Make an exact copy of all the data.

---------- STORED DATA

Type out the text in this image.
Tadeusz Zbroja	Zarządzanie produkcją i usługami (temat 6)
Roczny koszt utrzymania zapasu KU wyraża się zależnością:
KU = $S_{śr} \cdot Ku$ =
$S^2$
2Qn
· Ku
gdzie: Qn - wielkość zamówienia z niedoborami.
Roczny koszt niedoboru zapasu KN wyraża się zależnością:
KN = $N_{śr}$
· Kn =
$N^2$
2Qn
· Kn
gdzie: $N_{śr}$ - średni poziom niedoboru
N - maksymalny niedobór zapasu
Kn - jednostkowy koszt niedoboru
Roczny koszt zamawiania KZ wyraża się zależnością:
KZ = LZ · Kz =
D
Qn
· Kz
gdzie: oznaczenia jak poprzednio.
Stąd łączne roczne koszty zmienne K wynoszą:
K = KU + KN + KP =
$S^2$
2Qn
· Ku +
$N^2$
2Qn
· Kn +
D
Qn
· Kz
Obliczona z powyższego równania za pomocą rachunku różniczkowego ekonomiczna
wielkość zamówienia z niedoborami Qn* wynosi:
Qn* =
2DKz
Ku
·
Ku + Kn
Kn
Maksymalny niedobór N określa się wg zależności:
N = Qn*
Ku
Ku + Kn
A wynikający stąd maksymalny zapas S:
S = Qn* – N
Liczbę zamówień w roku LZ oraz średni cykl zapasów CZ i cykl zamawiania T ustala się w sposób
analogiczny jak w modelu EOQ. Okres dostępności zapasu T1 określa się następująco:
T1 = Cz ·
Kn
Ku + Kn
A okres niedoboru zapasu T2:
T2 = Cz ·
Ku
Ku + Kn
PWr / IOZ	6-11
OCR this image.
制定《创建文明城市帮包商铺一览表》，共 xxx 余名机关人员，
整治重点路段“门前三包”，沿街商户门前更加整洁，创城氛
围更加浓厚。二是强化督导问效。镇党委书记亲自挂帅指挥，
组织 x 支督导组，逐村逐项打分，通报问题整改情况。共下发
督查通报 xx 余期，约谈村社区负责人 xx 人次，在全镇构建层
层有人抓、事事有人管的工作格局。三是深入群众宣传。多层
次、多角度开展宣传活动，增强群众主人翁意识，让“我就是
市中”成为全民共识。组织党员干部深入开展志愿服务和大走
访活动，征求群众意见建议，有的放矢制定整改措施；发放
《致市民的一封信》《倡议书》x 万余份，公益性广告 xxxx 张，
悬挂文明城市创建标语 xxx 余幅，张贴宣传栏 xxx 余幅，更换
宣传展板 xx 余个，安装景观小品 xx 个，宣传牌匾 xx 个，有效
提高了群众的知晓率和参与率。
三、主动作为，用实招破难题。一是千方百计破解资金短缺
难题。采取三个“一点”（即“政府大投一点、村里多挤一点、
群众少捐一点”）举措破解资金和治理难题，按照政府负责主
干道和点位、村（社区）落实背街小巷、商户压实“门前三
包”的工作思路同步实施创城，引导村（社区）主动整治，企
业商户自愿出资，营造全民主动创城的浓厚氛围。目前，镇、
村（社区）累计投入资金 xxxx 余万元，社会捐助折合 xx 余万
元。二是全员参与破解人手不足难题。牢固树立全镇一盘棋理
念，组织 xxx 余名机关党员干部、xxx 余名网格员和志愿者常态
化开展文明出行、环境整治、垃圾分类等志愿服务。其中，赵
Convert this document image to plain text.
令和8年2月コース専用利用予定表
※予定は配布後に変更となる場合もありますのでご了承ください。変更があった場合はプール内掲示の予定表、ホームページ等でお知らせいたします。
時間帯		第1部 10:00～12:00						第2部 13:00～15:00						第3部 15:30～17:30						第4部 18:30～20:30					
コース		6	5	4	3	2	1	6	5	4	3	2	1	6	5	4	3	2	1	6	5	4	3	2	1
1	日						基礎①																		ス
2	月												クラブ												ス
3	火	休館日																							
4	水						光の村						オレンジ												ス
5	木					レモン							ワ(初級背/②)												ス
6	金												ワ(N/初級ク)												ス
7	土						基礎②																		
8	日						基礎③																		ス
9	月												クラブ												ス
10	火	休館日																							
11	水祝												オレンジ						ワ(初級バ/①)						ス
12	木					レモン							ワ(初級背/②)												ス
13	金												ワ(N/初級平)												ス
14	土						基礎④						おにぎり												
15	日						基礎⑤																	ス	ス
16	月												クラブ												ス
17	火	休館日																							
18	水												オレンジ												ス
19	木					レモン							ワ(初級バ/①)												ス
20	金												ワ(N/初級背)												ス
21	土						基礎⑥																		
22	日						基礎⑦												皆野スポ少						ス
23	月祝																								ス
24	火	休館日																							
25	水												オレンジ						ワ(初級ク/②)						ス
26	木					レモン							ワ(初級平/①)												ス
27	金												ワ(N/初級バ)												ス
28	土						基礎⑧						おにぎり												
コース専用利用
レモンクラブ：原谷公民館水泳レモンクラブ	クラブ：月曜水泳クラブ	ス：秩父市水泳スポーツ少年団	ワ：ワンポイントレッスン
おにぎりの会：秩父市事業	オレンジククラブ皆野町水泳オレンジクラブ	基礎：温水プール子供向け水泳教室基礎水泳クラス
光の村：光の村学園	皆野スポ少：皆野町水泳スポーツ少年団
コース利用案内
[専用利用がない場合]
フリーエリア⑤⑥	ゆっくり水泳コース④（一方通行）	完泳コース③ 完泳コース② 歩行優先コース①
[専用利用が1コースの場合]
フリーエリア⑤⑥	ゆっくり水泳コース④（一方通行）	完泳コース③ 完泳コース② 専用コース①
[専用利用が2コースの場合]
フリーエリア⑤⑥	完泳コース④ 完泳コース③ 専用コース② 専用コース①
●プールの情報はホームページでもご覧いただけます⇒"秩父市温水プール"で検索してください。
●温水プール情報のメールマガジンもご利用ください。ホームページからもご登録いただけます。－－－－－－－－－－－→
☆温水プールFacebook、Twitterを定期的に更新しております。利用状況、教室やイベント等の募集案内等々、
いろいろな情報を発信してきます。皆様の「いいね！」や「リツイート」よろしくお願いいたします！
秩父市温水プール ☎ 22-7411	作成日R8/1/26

--------------------

TASK RESULT
Type out the text in this image.
Tadeusz Zbroja	Zarządzanie produkcją i usługami (temat 6)
Roczny koszt utrzymania zapasu KU wyraża się zależnością:
KU = $S_{śr} \cdot Ku$ =
$S^2$
2Qn
· Ku
gdzie: Qn - wielkość zamówienia z niedoborami.
Roczny koszt niedoboru zapasu KN wyraża się zależnością:
KN = $N_{śr}$
· Kn =
$N^2$
2Qn
· Kn
gdzie: $N_{śr}$ - średni poziom niedoboru
N - maksymalny niedobór zapasu
Kn - jednostkowy koszt niedoboru
Roczny koszt zamawiania KZ wyraża się zależnością:
KZ = LZ · Kz =
D
Qn
· Kz
gdzie: oznaczenia jak poprzednio.
Stąd łączne roczne koszty zmienne K wynoszą:
K = KU + KN + KP =
$S^2$
2Qn
· Ku +
$N^2$
2Qn
· Kn +
D
Qn
· Kz
Obliczona z powyższego równania za pomocą rachunku różniczkowego ekonomiczna
wielkość zamówienia z niedoborami Qn* wynosi:
Qn* =
2DKz
Ku
·
Ku + Kn
Kn
Maksymalny niedobór N określa się wg zależności:
N = Qn*
Ku
Ku + Kn
A wynikający stąd maksymalny zapas S:
S = Qn* – N
Liczbę zamówień w roku LZ oraz średni cykl zapasów CZ i cykl zamawiania T ustala się w sposób
analogiczny jak w modelu EOQ. Okres dostępności zapasu T1 określa się następująco:
T1 = Cz ·
Kn
Ku + Kn
A okres niedoboru zapasu T2:
T2 = Cz ·
Ku
Ku + Kn
PWr / IOZ	6-11
OCR this image.
制定《创建文明城市帮包商铺一览表》，共 xxx 余名机关人员，
整治重点路段“门前三包”，沿街商户门前更加整洁，创城氛
围更加浓厚。二是强化督导问效。镇党委书记亲自挂帅指挥，
组织 x 支督导组，逐村逐项打分，通报问题整改情况。共下发
督查通报 xx 余期，约谈村社区负责人 xx 人次，在全镇构建层
层有人抓、事事有人管的工作格局。三是深入群众宣传。多层
次、多角度开展宣传活动，增强群众主人翁意识，让“我就是
市中”成为全民共识。组织党员干部深入开展志愿服务和大走
访活动，征求群众意见建议，有的放矢制定整改措施；发放
《致市民的一封信》《倡议书》x 万余份，公益性广告 xxxx 张，
悬挂文明城市创建标语 xxx 余幅，张贴宣传栏 xxx 余幅，更换
宣传展板 xx 余个，安装景观小品 xx 个，宣传牌匾 xx 个，有效
提高了群众的知晓率和参与率。
三、主动作为，用实招破难题。一是千方百计破解资金短缺
难题。采取三个“一点”（即“政府大投一点、村里多挤一点、
群众少捐一点”）举措破解资金和治理难题，按照政府负责主
干道和点位、村（社区）落实背街小巷、商户压实“门前三
包”的工作思路同步实施创城，引导村（社区）主动整治，企
业商户自愿出资，营造全民主动创城的浓厚氛围。目前，镇、
村（社区）累计投入资金 xxxx 余万元，社会捐助折合 xx 余万
元。二是全员参与破解人手不足难题。牢固树立全镇一盘棋理
念，组织 xxx 余名机关党员干部、xxx 余名网格员和志愿者常态
化开展文明出行、环境整治、垃圾分类等志愿服务。其中，赵
Convert this document image to plain text.
令和8年2月コース専用利用予定表
※予定は配布後に変更となる場合もありますのでご了承ください。変更があった場合はプール内掲示の予定表、ホームページ等でお知らせいたします。
時間帯		第1部 10:00～12:00						第2部 13:00～15:00						第3部 15:30～17:30						第4部 18:30～20:30					
コース		6	5	4	3	2	1	6	5	4	3	2	1	6	5	4	3	2	1	6	5	4	3	2	1
1	日						基礎①																		ス
2	月												クラブ												ス
3	火	休館日																							
4	水						光の村						オレンジ												ス
5	木					レモン							ワ(初級背/②)												ス
6	金												ワ(N/初級ク)												ス
7	土						基礎②																		
8	日						基礎③																		ス
9	月												クラブ												ス
10	火	休館日																							
11	水祝												オレンジ						ワ(初級バ/①)						ス
12	木					レモン							ワ(初級背/②)												ス
13	金												ワ(N/初級平)												ス
14	土						基礎④						おにぎり												
15	日						基礎⑤																	ス	ス
16	月												クラブ												ス
17	火	休館日																							
18	水												オレンジ												ス
19	木					レモン							ワ(初級バ/①)												ス
20	金												ワ(N/初級背)												ス
21	土						基礎⑥																		
22	日						基礎⑦												皆野スポ少						ス
23	月祝																								ス
24	火	休館日																							
25	水												オレンジ						ワ(初級ク/②)						ス
26	木					レモン							ワ(初級平/①)												ス
27	金												ワ(N/初級バ)												ス
28	土						基礎⑧						おにぎり												
コース専用利用
レモンクラブ：原谷公民館水泳レモンクラブ	クラブ：月曜水泳クラブ	ス：秩父市水泳スポーツ少年団	ワ：ワンポイントレッスン
おにぎりの会：秩父市事業	オレンジククラブ皆野町水泳オレンジクラブ	基礎：温水プール子供向け水泳教室基礎水泳クラス
光の村：光の村学園	皆野スポ少：皆野町水泳スポーツ少年団
コース利用案内
[専用利用がない場合]
フリーエリア⑤⑥	ゆっくり水泳コース④（一方通行）	完泳コース③ 完泳コース② 歩行優先コース①
[専用利用が1コースの場合]
フリーエリア⑤⑥	ゆっくり水泳コース④（一方通行）	完泳コース③ 完泳コース② 専用コース①
[専用利用が2コースの場合]
フリーエリア⑤⑥	完泳コース④ 完泳コース③ 専用コース② 専用コース①
●プールの情報はホームページでもご覧いただけます⇒"秩父市温水プール"で検索してください。
●温水プール情報のメールマガジンもご利用ください。ホームページからもご登録いただけます。－－－－－－－－－－－→
☆温水プールFacebook、Twitterを定期的に更新しております。利用状況、教室やイベント等の募集案内等々、
いろいろな情報を発信してきます。皆様の「いいね！」や「リツイート」よろしくお願いいたします！
秩父市温水プール ☎ 22-7411	作成日R8/1/26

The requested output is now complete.